## What to work on:
The entries below need to be written out exactly, with no pictures included.

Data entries
===

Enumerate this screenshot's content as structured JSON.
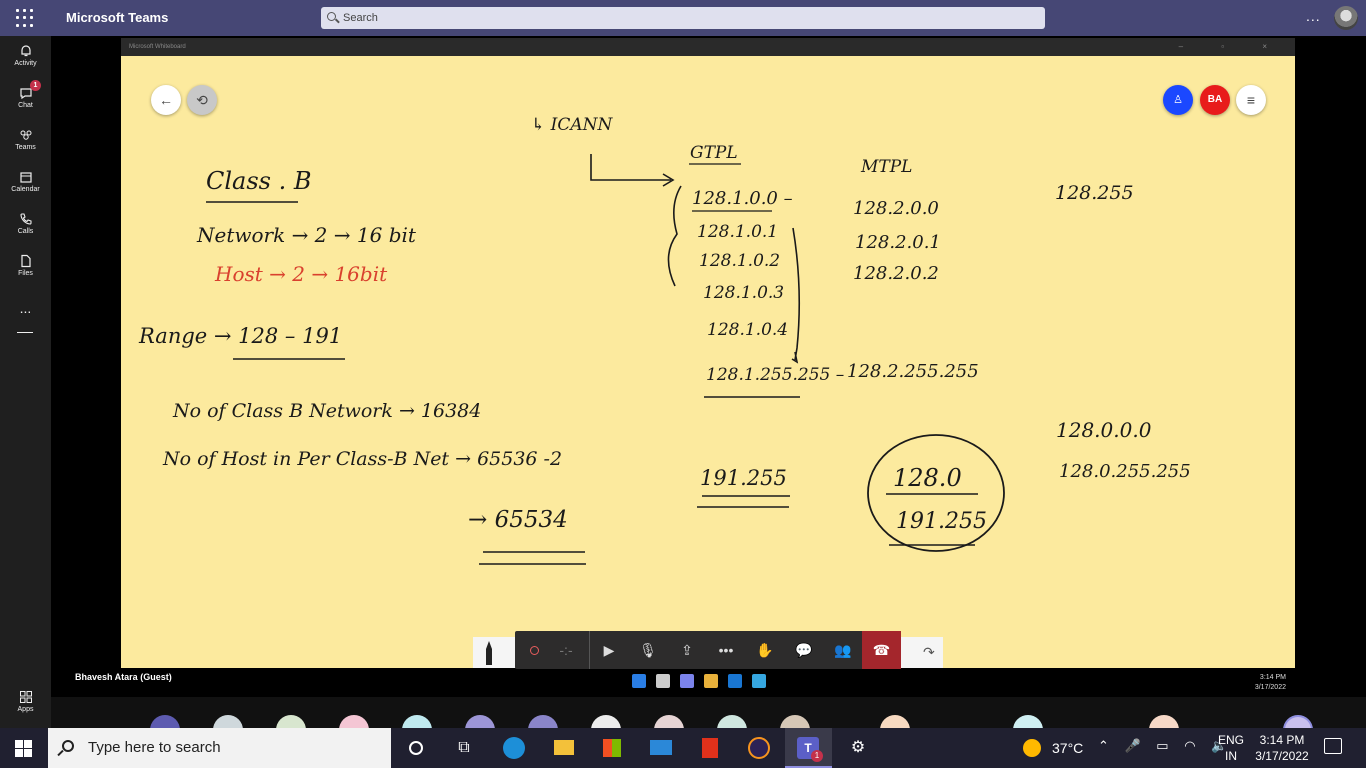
{
  "teams": {
    "app_title": "Microsoft Teams",
    "search_placeholder": "Search",
    "more_label": "...",
    "rail": [
      {
        "key": "activity",
        "label": "Activity"
      },
      {
        "key": "chat",
        "label": "Chat",
        "badge": "1"
      },
      {
        "key": "teams",
        "label": "Teams"
      },
      {
        "key": "calendar",
        "label": "Calendar"
      },
      {
        "key": "calls",
        "label": "Calls"
      },
      {
        "key": "files",
        "label": "Files"
      }
    ],
    "rail_more": "...",
    "apps_label": "Apps"
  },
  "whiteboard": {
    "window_title": "Microsoft Whiteboard",
    "participant_initials": "BA",
    "ink": {
      "icann": "↳ ICANN",
      "class_b": "Class . B",
      "network": "Network → 2 → 16 bit",
      "host": "Host → 2 → 16bit",
      "range": "Range → 128 – 191",
      "no_of_networks": "No of Class B Network → 16384",
      "no_of_hosts": "No of Host in Per Class-B Net → 65536 -2",
      "result": "→ 65534",
      "gtpl": "GTPL",
      "mtpl": "MTPL",
      "gtpl_ips": [
        "128.1.0.0 –",
        "128.1.0.1",
        "128.1.0.2",
        "128.1.0.3",
        "128.1.0.4",
        "128.1.255.255 –"
      ],
      "mtpl_ips": [
        "128.2.0.0",
        "128.2.0.1",
        "128.2.0.2",
        "128.2.255.255"
      ],
      "col3_top": "128.255",
      "col3_a": "128.0.0.0",
      "col3_b": "128.0.255.255",
      "range_mid": "191.255",
      "circle_top": "128.0",
      "circle_bottom": "191.255"
    }
  },
  "call": {
    "guest_name": "Bhavesh Atara (Guest)",
    "vm_time": "3:14 PM",
    "vm_date": "3/17/2022"
  },
  "taskbar": {
    "search_placeholder": "Type here to search",
    "teams_badge": "1",
    "temperature": "37°C",
    "lang_top": "ENG",
    "lang_bottom": "IN",
    "time": "3:14 PM",
    "date": "3/17/2022"
  },
  "colors": {
    "teams_header": "#464775",
    "whiteboard_bg": "#fcea9e",
    "ink_black": "#1a1a1a",
    "ink_red": "#d9412e",
    "hangup": "#a4262c"
  }
}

===

## Output for this exercise:
Enumerate this screenshot's content as structured JSON.
{
  "teams": {
    "app_title": "Microsoft Teams",
    "search_placeholder": "Search",
    "more_label": "...",
    "rail": [
      {
        "key": "activity",
        "label": "Activity"
      },
      {
        "key": "chat",
        "label": "Chat",
        "badge": "1"
      },
      {
        "key": "teams",
        "label": "Teams"
      },
      {
        "key": "calendar",
        "label": "Calendar"
      },
      {
        "key": "calls",
        "label": "Calls"
      },
      {
        "key": "files",
        "label": "Files"
      }
    ],
    "rail_more": "...",
    "apps_label": "Apps"
  },
  "whiteboard": {
    "window_title": "Microsoft Whiteboard",
    "participant_initials": "BA",
    "ink": {
      "icann": "↳ ICANN",
      "class_b": "Class . B",
      "network": "Network → 2 → 16 bit",
      "host": "Host → 2 → 16bit",
      "range": "Range → 128 – 191",
      "no_of_networks": "No of Class B Network → 16384",
      "no_of_hosts": "No of Host in Per Class-B Net → 65536 -2",
      "result": "→ 65534",
      "gtpl": "GTPL",
      "mtpl": "MTPL",
      "gtpl_ips": [
        "128.1.0.0 –",
        "128.1.0.1",
        "128.1.0.2",
        "128.1.0.3",
        "128.1.0.4",
        "128.1.255.255 –"
      ],
      "mtpl_ips": [
        "128.2.0.0",
        "128.2.0.1",
        "128.2.0.2",
        "128.2.255.255"
      ],
      "col3_top": "128.255",
      "col3_a": "128.0.0.0",
      "col3_b": "128.0.255.255",
      "range_mid": "191.255",
      "circle_top": "128.0",
      "circle_bottom": "191.255"
    }
  },
  "call": {
    "guest_name": "Bhavesh Atara (Guest)",
    "vm_time": "3:14 PM",
    "vm_date": "3/17/2022"
  },
  "taskbar": {
    "search_placeholder": "Type here to search",
    "teams_badge": "1",
    "temperature": "37°C",
    "lang_top": "ENG",
    "lang_bottom": "IN",
    "time": "3:14 PM",
    "date": "3/17/2022"
  },
  "colors": {
    "teams_header": "#464775",
    "whiteboard_bg": "#fcea9e",
    "ink_black": "#1a1a1a",
    "ink_red": "#d9412e",
    "hangup": "#a4262c"
  }
}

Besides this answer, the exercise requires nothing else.